>> BEGIN PROVIDED MATERIAL

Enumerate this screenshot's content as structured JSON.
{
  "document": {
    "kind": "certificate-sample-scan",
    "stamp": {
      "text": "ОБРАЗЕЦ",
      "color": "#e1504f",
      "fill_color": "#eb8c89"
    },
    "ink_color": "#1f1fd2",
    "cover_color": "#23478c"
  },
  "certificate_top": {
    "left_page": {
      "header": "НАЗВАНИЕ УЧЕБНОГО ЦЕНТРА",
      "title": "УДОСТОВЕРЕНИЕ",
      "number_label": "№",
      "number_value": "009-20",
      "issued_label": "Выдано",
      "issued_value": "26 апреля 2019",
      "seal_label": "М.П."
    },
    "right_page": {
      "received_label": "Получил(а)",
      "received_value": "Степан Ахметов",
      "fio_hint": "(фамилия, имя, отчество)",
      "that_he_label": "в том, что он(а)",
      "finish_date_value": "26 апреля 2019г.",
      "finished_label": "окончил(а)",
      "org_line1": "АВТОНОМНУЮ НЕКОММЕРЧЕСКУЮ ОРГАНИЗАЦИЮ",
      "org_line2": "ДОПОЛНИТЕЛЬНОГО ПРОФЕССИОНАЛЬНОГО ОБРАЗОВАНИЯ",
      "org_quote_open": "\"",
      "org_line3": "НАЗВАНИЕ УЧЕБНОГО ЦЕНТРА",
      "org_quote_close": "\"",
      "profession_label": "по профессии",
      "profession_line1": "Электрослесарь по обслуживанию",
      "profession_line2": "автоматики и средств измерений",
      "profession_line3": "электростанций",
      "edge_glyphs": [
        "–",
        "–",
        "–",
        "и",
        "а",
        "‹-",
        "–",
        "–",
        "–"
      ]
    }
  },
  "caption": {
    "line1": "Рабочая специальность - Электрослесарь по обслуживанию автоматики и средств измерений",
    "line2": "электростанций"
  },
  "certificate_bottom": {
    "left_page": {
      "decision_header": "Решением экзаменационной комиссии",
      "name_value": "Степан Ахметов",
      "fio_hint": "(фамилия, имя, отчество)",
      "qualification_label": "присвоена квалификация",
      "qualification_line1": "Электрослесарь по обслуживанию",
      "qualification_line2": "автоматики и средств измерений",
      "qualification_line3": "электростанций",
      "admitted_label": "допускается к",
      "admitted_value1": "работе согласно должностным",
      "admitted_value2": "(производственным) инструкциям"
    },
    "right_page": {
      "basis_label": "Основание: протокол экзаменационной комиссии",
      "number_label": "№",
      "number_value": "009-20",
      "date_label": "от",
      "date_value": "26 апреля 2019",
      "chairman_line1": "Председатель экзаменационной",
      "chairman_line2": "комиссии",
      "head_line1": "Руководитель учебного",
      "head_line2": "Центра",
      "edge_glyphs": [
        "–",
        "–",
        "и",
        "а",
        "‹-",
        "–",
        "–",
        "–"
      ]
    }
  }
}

>> END PROVIDED MATERIAL

WHAT YOU NEED TO DO ▸ Your task is to reproduce the whole listing exactly.

SOLUTION FOR THIS TASK ▸
Enumerate this screenshot's content as structured JSON.
{
  "document": {
    "kind": "certificate-sample-scan",
    "stamp": {
      "text": "ОБРАЗЕЦ",
      "color": "#e1504f",
      "fill_color": "#eb8c89"
    },
    "ink_color": "#1f1fd2",
    "cover_color": "#23478c"
  },
  "certificate_top": {
    "left_page": {
      "header": "НАЗВАНИЕ УЧЕБНОГО ЦЕНТРА",
      "title": "УДОСТОВЕРЕНИЕ",
      "number_label": "№",
      "number_value": "009-20",
      "issued_label": "Выдано",
      "issued_value": "26 апреля 2019",
      "seal_label": "М.П."
    },
    "right_page": {
      "received_label": "Получил(а)",
      "received_value": "Степан Ахметов",
      "fio_hint": "(фамилия, имя, отчество)",
      "that_he_label": "в том, что он(а)",
      "finish_date_value": "26 апреля 2019г.",
      "finished_label": "окончил(а)",
      "org_line1": "АВТОНОМНУЮ НЕКОММЕРЧЕСКУЮ ОРГАНИЗАЦИЮ",
      "org_line2": "ДОПОЛНИТЕЛЬНОГО ПРОФЕССИОНАЛЬНОГО ОБРАЗОВАНИЯ",
      "org_quote_open": "\"",
      "org_line3": "НАЗВАНИЕ УЧЕБНОГО ЦЕНТРА",
      "org_quote_close": "\"",
      "profession_label": "по профессии",
      "profession_line1": "Электрослесарь по обслуживанию",
      "profession_line2": "автоматики и средств измерений",
      "profession_line3": "электростанций",
      "edge_glyphs": [
        "–",
        "–",
        "–",
        "и",
        "а",
        "‹-",
        "–",
        "–",
        "–"
      ]
    }
  },
  "caption": {
    "line1": "Рабочая специальность - Электрослесарь по обслуживанию автоматики и средств измерений",
    "line2": "электростанций"
  },
  "certificate_bottom": {
    "left_page": {
      "decision_header": "Решением экзаменационной комиссии",
      "name_value": "Степан Ахметов",
      "fio_hint": "(фамилия, имя, отчество)",
      "qualification_label": "присвоена квалификация",
      "qualification_line1": "Электрослесарь по обслуживанию",
      "qualification_line2": "автоматики и средств измерений",
      "qualification_line3": "электростанций",
      "admitted_label": "допускается к",
      "admitted_value1": "работе согласно должностным",
      "admitted_value2": "(производственным) инструкциям"
    },
    "right_page": {
      "basis_label": "Основание: протокол экзаменационной комиссии",
      "number_label": "№",
      "number_value": "009-20",
      "date_label": "от",
      "date_value": "26 апреля 2019",
      "chairman_line1": "Председатель экзаменационной",
      "chairman_line2": "комиссии",
      "head_line1": "Руководитель учебного",
      "head_line2": "Центра",
      "edge_glyphs": [
        "–",
        "–",
        "и",
        "а",
        "‹-",
        "–",
        "–",
        "–"
      ]
    }
  }
}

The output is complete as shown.